Task details: Every line with the word "Growth" in it should be extracted from the data that follows.
*-*-*
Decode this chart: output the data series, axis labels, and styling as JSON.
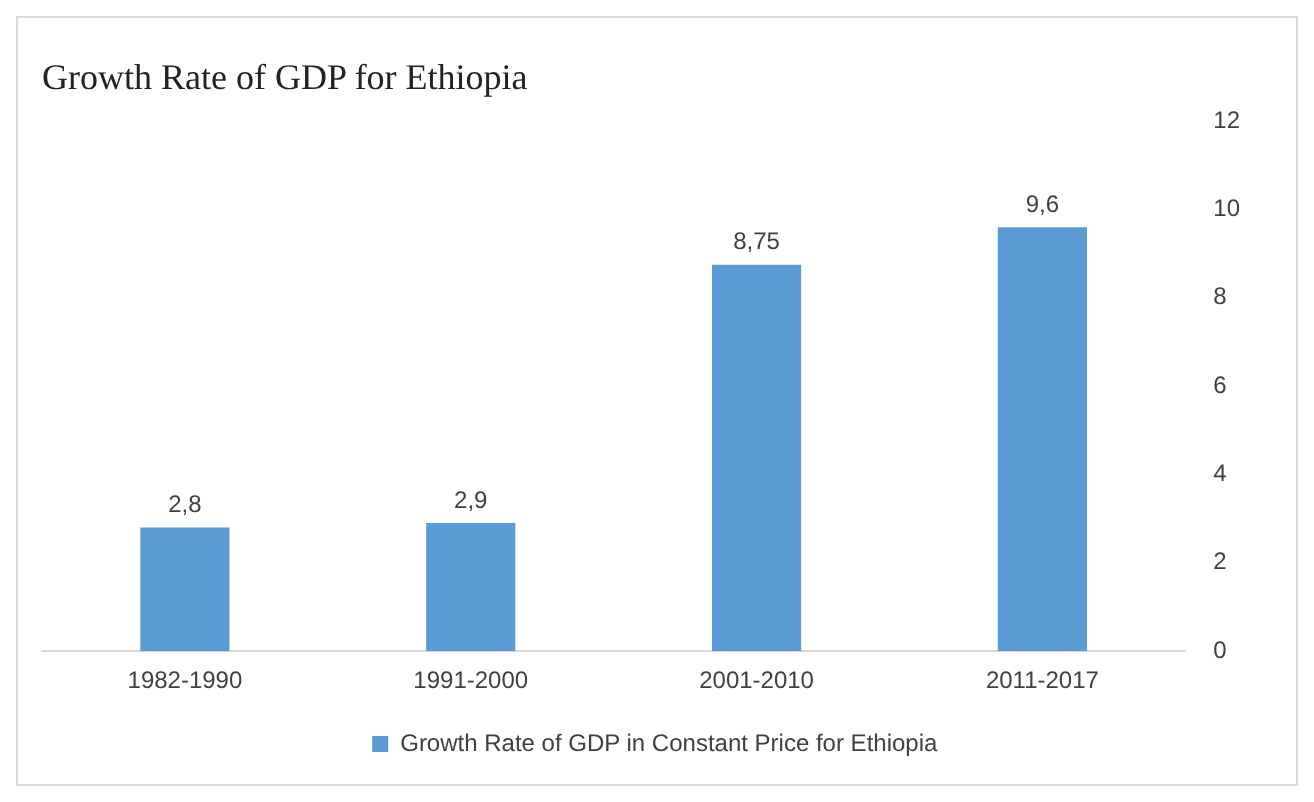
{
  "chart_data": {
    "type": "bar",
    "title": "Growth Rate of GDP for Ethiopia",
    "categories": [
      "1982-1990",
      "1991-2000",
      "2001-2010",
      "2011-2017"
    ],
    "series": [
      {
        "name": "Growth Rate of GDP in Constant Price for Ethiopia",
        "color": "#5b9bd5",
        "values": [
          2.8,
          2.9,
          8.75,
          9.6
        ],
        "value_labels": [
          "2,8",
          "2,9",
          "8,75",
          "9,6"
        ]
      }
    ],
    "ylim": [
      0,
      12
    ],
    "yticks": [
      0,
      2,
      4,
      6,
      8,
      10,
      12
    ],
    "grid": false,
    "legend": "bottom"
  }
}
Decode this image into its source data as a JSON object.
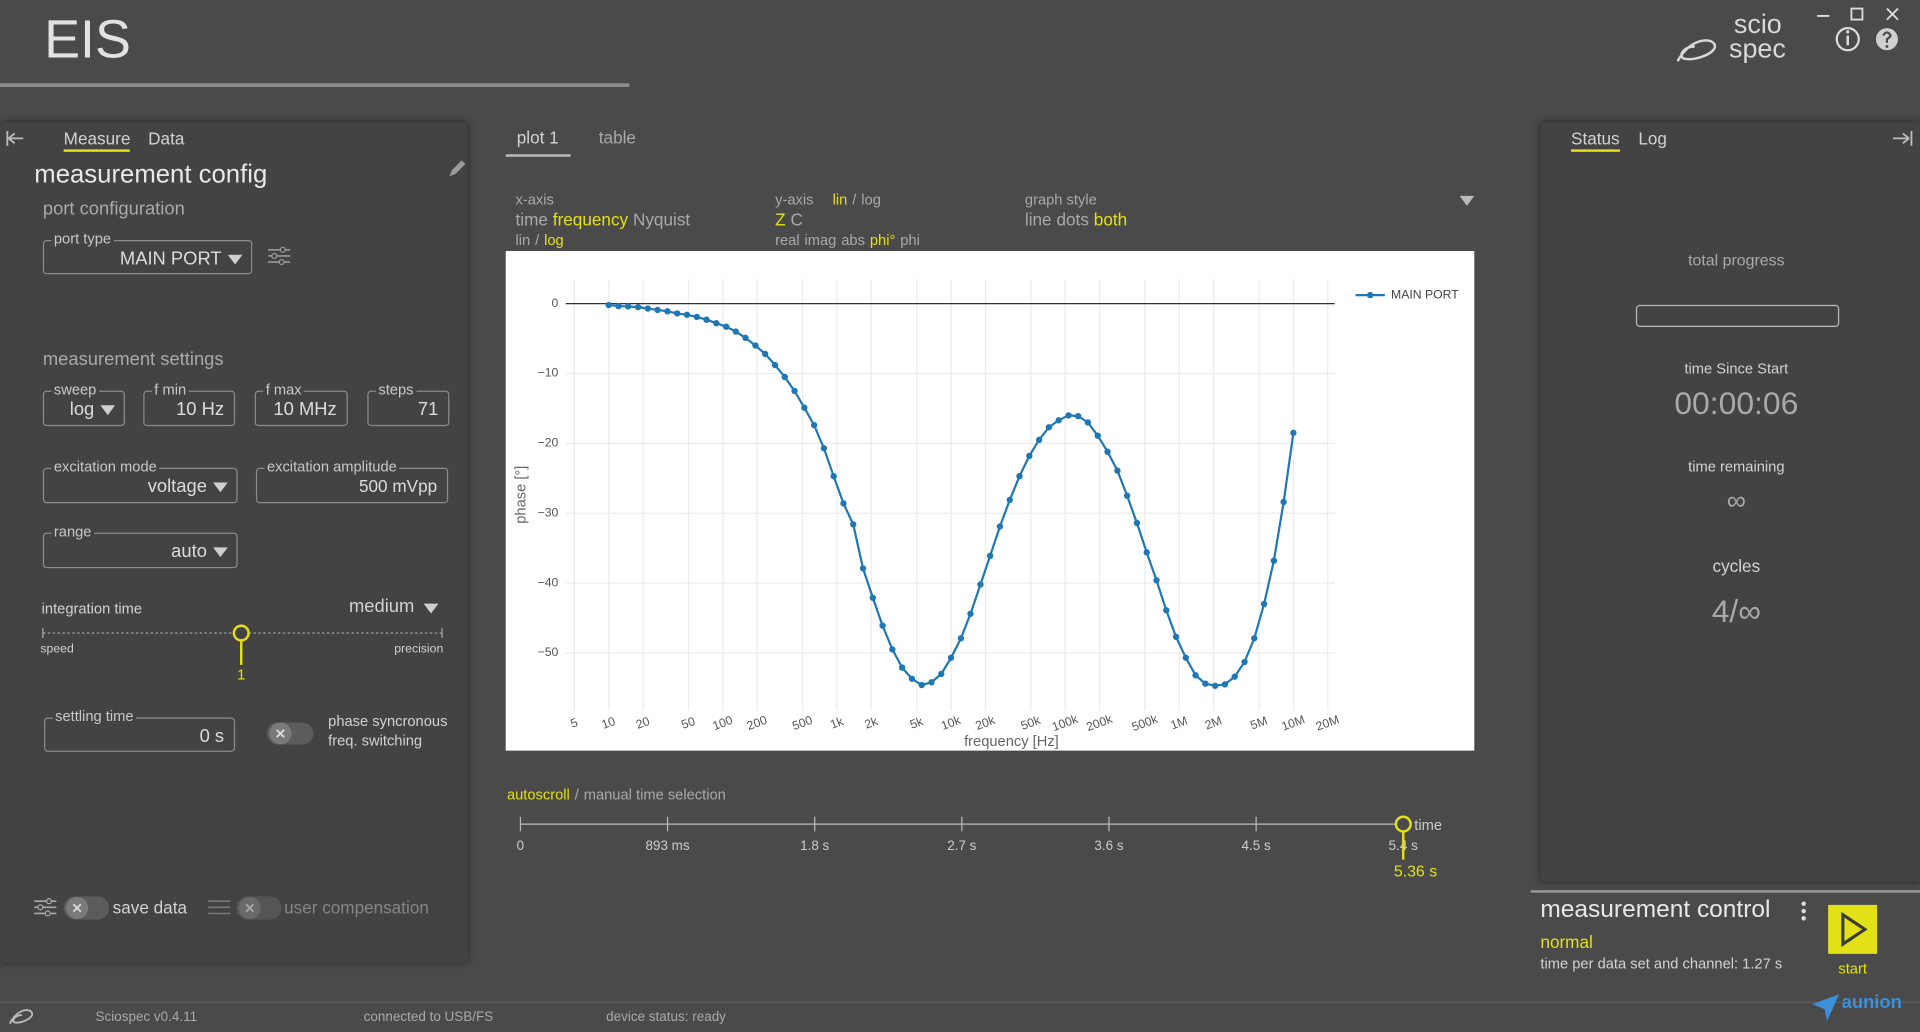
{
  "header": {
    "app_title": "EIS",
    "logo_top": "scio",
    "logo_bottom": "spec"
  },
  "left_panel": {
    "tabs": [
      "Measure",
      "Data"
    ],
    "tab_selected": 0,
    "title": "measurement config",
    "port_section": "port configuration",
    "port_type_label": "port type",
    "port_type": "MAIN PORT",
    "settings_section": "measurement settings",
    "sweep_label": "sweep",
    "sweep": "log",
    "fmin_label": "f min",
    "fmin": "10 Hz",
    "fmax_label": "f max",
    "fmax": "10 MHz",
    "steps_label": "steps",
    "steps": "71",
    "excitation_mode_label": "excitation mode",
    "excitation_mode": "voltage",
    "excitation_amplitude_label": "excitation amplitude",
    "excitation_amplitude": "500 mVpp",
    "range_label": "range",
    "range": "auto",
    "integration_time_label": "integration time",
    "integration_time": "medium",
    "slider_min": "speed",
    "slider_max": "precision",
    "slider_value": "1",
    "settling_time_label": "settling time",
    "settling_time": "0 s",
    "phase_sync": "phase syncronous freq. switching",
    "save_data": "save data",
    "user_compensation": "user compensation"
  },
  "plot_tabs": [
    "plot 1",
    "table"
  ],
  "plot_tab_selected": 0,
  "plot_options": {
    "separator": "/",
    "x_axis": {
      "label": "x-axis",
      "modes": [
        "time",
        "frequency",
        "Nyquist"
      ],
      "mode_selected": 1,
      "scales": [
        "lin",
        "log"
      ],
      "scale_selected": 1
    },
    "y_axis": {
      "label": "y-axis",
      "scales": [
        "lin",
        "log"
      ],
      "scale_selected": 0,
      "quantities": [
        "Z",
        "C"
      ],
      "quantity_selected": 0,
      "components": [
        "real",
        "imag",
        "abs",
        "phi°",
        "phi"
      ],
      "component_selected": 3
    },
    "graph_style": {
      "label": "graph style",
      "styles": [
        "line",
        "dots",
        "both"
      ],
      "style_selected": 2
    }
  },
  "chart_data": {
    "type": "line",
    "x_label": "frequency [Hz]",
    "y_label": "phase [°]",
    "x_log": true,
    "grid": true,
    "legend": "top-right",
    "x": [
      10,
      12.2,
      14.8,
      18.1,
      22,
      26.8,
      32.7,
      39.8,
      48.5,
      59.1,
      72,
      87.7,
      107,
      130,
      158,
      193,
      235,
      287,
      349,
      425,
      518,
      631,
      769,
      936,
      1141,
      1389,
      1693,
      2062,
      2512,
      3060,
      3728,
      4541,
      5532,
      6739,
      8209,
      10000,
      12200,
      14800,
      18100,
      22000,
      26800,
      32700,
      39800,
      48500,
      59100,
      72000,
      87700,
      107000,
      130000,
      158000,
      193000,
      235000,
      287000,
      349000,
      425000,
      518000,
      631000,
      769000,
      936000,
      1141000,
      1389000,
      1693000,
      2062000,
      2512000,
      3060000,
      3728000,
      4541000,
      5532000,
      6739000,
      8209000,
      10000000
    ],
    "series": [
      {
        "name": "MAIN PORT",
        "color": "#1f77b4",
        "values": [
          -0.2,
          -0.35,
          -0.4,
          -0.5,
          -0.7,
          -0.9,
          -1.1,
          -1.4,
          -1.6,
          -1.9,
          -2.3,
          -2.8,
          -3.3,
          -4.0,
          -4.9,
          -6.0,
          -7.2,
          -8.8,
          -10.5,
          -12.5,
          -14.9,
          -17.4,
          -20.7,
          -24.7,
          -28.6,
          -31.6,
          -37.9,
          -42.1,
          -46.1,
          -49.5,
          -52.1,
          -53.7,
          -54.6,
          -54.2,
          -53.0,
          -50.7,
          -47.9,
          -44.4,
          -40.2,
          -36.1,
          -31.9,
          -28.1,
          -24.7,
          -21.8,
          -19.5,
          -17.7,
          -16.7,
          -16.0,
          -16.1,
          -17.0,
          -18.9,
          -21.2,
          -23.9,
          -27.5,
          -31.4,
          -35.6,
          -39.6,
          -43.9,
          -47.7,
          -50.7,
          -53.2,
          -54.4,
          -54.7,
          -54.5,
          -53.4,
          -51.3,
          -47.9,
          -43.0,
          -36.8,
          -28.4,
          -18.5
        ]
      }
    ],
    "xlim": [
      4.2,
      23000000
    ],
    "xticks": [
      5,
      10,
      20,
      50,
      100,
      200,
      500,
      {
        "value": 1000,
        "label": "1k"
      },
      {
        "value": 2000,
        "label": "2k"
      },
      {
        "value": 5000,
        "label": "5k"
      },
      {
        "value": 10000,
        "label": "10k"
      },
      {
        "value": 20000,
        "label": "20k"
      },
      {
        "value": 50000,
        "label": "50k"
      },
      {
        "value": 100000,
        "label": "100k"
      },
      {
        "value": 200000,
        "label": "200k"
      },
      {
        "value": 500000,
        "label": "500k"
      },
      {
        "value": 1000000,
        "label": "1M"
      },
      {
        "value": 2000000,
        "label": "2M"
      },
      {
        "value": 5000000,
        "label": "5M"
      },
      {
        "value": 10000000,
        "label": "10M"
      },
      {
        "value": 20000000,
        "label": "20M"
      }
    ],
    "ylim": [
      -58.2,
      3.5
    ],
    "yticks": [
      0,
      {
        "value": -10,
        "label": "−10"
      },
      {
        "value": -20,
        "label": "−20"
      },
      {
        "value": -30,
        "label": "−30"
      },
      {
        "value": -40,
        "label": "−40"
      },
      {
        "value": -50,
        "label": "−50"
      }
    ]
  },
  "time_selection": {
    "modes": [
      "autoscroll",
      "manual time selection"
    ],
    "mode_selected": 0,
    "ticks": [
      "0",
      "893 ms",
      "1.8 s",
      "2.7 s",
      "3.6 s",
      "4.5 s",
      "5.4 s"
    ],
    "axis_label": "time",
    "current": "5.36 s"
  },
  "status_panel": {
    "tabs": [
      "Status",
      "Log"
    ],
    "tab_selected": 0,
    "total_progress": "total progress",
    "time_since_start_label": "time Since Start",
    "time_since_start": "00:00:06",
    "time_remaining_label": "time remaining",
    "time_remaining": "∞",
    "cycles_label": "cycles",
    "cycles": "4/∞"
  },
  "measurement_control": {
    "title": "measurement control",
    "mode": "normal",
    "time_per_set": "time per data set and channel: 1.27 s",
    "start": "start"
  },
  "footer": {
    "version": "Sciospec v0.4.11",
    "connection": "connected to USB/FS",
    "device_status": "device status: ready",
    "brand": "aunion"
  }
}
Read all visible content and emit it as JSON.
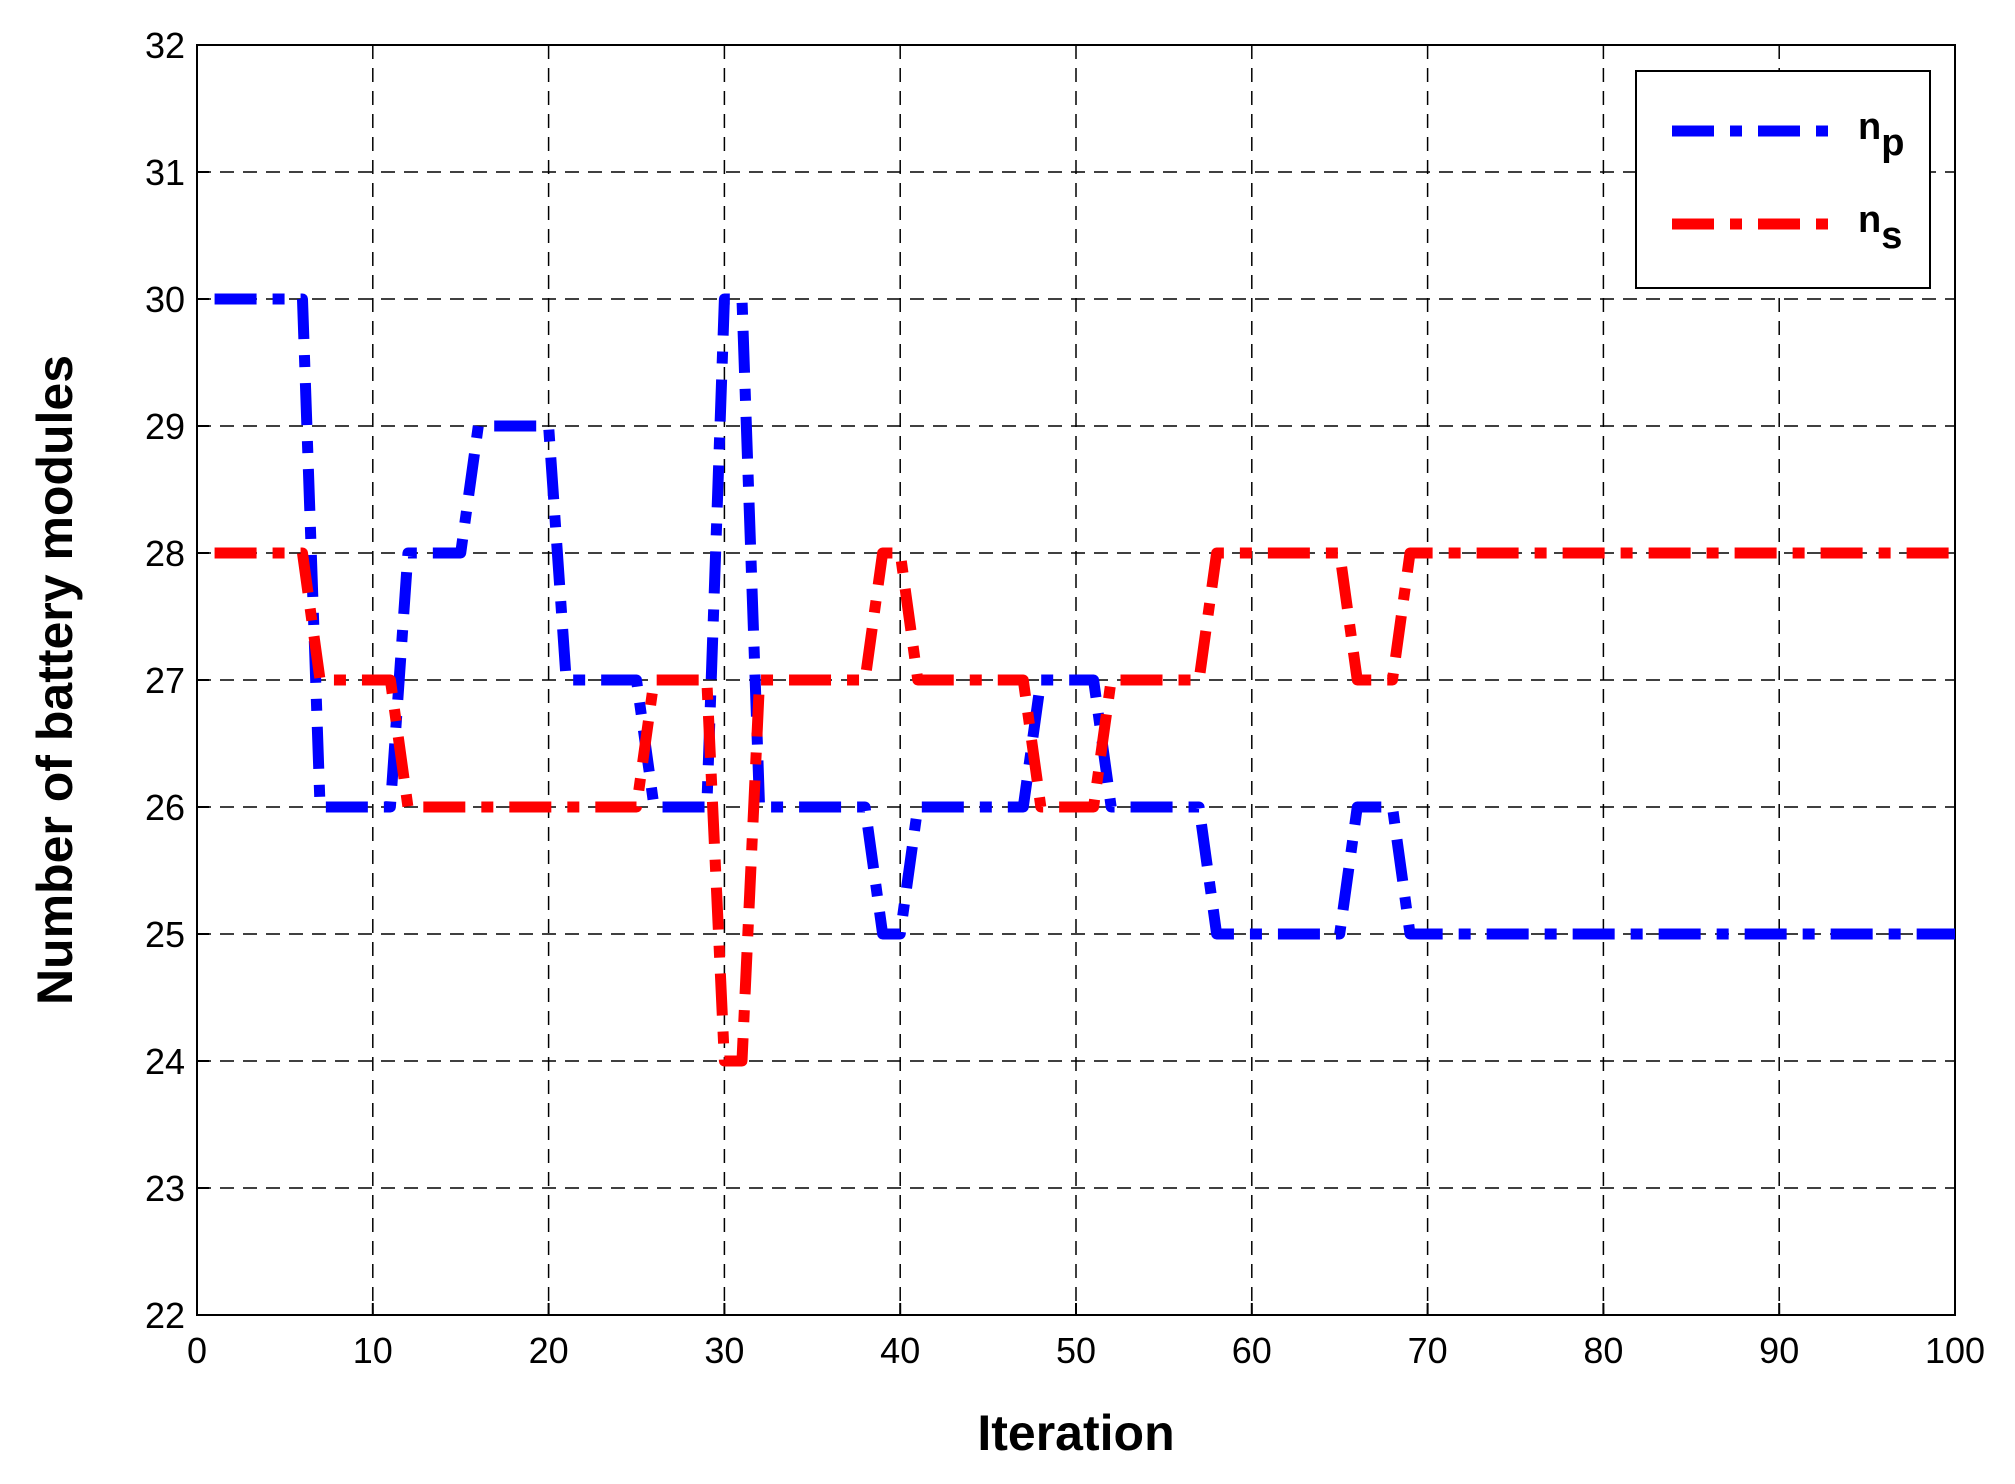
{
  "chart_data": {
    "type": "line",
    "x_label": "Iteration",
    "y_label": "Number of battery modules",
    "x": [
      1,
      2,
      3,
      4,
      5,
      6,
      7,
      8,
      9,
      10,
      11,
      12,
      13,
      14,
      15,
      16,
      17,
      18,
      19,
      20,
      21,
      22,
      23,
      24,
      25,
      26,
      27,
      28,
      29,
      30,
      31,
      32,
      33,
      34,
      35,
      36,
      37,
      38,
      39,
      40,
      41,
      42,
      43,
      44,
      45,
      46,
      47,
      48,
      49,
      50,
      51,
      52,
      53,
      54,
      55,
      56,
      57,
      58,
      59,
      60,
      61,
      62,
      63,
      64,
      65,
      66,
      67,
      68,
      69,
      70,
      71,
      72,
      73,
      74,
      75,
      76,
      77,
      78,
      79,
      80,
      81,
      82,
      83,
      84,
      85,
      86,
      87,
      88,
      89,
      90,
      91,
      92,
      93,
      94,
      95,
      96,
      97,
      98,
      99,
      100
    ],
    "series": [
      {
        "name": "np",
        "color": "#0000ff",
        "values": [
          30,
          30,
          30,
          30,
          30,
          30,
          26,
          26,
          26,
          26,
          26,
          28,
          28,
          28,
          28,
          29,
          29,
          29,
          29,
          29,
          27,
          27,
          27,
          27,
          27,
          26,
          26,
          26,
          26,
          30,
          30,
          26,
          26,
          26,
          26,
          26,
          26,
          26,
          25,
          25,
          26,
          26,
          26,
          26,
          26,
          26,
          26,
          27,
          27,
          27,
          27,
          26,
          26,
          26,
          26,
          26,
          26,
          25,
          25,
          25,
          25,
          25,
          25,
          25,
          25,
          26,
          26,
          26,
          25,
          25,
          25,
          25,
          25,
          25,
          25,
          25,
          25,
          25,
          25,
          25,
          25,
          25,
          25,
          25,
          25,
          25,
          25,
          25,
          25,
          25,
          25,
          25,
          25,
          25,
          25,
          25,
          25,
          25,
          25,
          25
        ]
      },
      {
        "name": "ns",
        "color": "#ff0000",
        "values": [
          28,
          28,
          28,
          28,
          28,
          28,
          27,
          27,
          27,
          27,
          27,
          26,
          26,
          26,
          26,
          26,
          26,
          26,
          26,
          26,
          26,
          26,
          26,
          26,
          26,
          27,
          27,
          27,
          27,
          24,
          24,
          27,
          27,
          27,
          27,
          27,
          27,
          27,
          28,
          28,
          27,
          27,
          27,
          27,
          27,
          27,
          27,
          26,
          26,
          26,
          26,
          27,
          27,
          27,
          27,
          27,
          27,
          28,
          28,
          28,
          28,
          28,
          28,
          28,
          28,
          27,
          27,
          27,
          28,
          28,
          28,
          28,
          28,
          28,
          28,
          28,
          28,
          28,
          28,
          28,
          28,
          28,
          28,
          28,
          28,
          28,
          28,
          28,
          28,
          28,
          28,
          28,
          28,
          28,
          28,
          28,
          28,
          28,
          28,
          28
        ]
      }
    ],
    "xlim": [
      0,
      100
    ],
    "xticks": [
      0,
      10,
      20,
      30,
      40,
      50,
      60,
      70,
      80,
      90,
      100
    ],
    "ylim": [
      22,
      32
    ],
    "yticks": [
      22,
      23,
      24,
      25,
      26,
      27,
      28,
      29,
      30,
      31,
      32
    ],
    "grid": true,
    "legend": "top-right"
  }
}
*-*-*
Output of the exercise:
    "title": "Growth Rate of GDP for Ethiopia",
        "name": "Growth Rate of GDP in Constant Price for Ethiopia",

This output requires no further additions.